Work to do: Each line of the material below that holds the word "hinreichend" needs to be copied.

Input data:

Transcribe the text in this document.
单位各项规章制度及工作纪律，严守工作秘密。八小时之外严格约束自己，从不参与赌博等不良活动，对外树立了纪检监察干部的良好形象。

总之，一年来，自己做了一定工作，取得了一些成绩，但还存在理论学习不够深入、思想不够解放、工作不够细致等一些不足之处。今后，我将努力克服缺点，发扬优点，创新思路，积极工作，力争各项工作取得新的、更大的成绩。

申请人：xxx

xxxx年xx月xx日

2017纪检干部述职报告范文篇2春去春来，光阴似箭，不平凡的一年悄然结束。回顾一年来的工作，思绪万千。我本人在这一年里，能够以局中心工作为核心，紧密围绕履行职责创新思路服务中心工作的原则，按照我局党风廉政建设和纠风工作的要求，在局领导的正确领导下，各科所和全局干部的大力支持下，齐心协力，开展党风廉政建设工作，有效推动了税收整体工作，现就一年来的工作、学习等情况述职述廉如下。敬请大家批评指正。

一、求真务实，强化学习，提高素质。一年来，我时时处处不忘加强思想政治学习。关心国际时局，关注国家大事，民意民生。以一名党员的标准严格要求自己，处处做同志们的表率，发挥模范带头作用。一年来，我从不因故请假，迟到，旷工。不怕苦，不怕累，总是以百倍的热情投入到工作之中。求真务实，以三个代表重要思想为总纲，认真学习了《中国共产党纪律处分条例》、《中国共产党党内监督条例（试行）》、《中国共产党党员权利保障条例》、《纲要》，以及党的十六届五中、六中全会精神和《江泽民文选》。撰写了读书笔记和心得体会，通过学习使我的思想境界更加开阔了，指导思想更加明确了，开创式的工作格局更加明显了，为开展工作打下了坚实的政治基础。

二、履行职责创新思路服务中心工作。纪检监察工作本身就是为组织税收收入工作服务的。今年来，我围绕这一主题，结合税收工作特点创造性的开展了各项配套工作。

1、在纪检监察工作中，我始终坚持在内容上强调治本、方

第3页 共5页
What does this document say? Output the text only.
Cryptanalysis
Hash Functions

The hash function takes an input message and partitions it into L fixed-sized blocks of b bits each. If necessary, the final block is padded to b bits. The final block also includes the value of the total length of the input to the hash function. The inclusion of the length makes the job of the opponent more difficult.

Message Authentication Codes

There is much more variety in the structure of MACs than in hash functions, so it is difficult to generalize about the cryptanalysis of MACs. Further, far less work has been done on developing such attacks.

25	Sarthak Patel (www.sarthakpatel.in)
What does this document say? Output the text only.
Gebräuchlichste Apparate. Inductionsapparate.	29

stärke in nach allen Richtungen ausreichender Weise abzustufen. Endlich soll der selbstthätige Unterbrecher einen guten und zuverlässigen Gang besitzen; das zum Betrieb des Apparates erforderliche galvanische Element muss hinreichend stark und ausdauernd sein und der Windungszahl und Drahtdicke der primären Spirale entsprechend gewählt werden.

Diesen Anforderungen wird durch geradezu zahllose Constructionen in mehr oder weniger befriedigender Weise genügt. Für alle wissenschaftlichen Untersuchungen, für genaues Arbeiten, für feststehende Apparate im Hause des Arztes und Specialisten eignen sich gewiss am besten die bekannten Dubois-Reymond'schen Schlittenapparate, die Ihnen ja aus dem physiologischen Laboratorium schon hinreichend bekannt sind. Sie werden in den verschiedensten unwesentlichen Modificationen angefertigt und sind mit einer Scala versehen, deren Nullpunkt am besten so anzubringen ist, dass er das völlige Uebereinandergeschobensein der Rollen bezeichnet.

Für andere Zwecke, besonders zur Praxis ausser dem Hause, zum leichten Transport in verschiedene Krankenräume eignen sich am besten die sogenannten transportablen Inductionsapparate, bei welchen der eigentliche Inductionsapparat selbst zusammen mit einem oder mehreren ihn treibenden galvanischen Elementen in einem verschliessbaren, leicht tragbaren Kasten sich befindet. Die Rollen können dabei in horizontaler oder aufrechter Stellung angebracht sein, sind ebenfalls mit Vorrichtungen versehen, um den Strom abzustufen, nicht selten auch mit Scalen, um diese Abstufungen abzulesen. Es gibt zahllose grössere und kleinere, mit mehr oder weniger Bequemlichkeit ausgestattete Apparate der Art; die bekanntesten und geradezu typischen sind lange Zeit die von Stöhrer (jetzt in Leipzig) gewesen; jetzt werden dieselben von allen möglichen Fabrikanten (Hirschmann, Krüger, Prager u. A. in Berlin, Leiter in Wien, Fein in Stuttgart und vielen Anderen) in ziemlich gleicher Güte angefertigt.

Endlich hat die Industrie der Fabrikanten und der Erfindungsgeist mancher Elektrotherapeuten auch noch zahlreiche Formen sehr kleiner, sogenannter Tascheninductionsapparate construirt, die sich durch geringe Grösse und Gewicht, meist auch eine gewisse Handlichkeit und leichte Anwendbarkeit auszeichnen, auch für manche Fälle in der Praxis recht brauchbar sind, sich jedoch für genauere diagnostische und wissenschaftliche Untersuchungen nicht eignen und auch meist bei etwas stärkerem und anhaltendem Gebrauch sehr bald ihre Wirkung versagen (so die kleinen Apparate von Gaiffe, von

Solved problem:
stärke in nach allen Richtungen ausreichender Weise abzustufen. Endlich soll der selbstthätige Unterbrecher einen guten und zuverlässigen Gang besitzen; das zum Betrieb des Apparates erforderliche galvanische Element muss hinreichend stark und ausdauernd sein und der Windungszahl und Drahtdicke der primären Spirale entsprechend gewählt werden.
Diesen Anforderungen wird durch geradezu zahllose Constructionen in mehr oder weniger befriedigender Weise genügt. Für alle wissenschaftlichen Untersuchungen, für genaues Arbeiten, für feststehende Apparate im Hause des Arztes und Specialisten eignen sich gewiss am besten die bekannten Dubois-Reymond'schen Schlittenapparate, die Ihnen ja aus dem physiologischen Laboratorium schon hinreichend bekannt sind. Sie werden in den verschiedensten unwesentlichen Modificationen angefertigt und sind mit einer Scala versehen, deren Nullpunkt am besten so anzubringen ist, dass er das völlige Uebereinandergeschobensein der Rollen bezeichnet.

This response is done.